» Stated exercise: Reproduce every line of the material below, but drop the pictures.

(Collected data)
+++++

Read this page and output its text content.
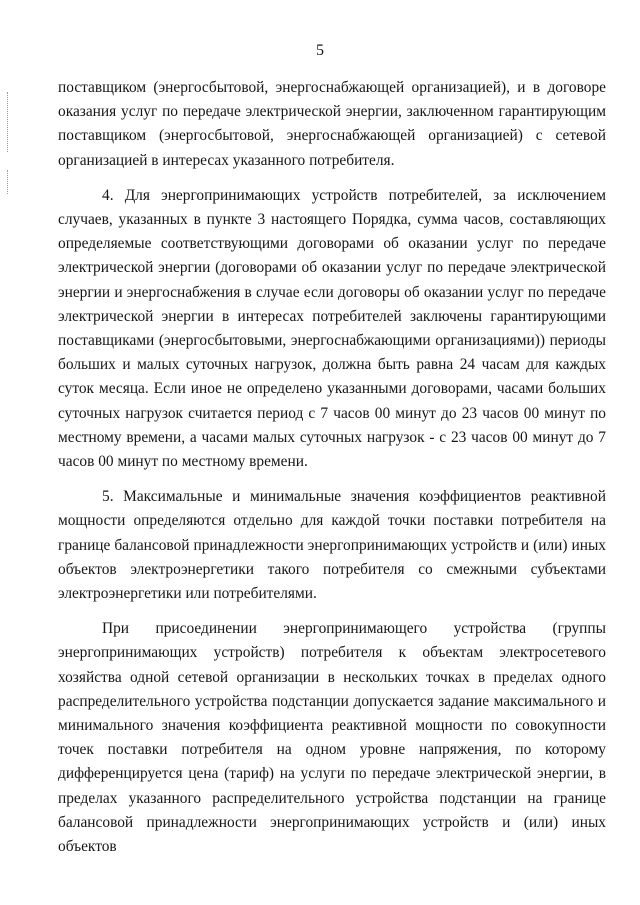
5

поставщиком (энергосбытовой, энергоснабжающей организацией), и в договоре оказания услуг по передаче электрической энергии, заключенном гарантирующим поставщиком (энергосбытовой, энергоснабжающей организацией) с сетевой организацией в интересах указанного потребителя.

4. Для энергопринимающих устройств потребителей, за исключением случаев, указанных в пункте 3 настоящего Порядка, сумма часов, составляющих определяемые соответствующими договорами об оказании услуг по передаче электрической энергии (договорами об оказании услуг по передаче электрической энергии и энергоснабжения в случае если договоры об оказании услуг по передаче электрической энергии в интересах потребителей заключены гарантирующими поставщиками (энергосбытовыми, энергоснабжающими организациями)) периоды больших и малых суточных нагрузок, должна быть равна 24 часам для каждых суток месяца. Если иное не определено указанными договорами, часами больших суточных нагрузок считается период с 7 часов 00 минут до 23 часов 00 минут по местному времени, а часами малых суточных нагрузок - с 23 часов 00 минут до 7 часов 00 минут по местному времени.

5. Максимальные и минимальные значения коэффициентов реактивной мощности определяются отдельно для каждой точки поставки потребителя на границе балансовой принадлежности энергопринимающих устройств и (или) иных объектов электроэнергетики такого потребителя со смежными субъектами электроэнергетики или потребителями.

При присоединении энергопринимающего устройства (группы энергопринимающих устройств) потребителя к объектам электросетевого хозяйства одной сетевой организации в нескольких точках в пределах одного распределительного устройства подстанции допускается задание максимального и минимального значения коэффициента реактивной мощности по совокупности точек поставки потребителя на одном уровне напряжения, по которому дифференцируется цена (тариф) на услуги по передаче электрической энергии, в пределах указанного распределительного устройства подстанции на границе балансовой принадлежности энергопринимающих устройств и (или) иных объектов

+++++

» The answer:
Read this page and output its text content.
5

поставщиком (энергосбытовой, энергоснабжающей организацией), и в договоре оказания услуг по передаче электрической энергии, заключенном гарантирующим поставщиком (энергосбытовой, энергоснабжающей организацией) с сетевой организацией в интересах указанного потребителя.

4. Для энергопринимающих устройств потребителей, за исключением случаев, указанных в пункте 3 настоящего Порядка, сумма часов, составляющих определяемые соответствующими договорами об оказании услуг по передаче электрической энергии (договорами об оказании услуг по передаче электрической энергии и энергоснабжения в случае если договоры об оказании услуг по передаче электрической энергии в интересах потребителей заключены гарантирующими поставщиками (энергосбытовыми, энергоснабжающими организациями)) периоды больших и малых суточных нагрузок, должна быть равна 24 часам для каждых суток месяца. Если иное не определено указанными договорами, часами больших суточных нагрузок считается период с 7 часов 00 минут до 23 часов 00 минут по местному времени, а часами малых суточных нагрузок - с 23 часов 00 минут до 7 часов 00 минут по местному времени.

5. Максимальные и минимальные значения коэффициентов реактивной мощности определяются отдельно для каждой точки поставки потребителя на границе балансовой принадлежности энергопринимающих устройств и (или) иных объектов электроэнергетики такого потребителя со смежными субъектами электроэнергетики или потребителями.

При присоединении энергопринимающего устройства (группы энергопринимающих устройств) потребителя к объектам электросетевого хозяйства одной сетевой организации в нескольких точках в пределах одного распределительного устройства подстанции допускается задание максимального и минимального значения коэффициента реактивной мощности по совокупности точек поставки потребителя на одном уровне напряжения, по которому дифференцируется цена (тариф) на услуги по передаче электрической энергии, в пределах указанного распределительного устройства подстанции на границе балансовой принадлежности энергопринимающих устройств и (или) иных объектов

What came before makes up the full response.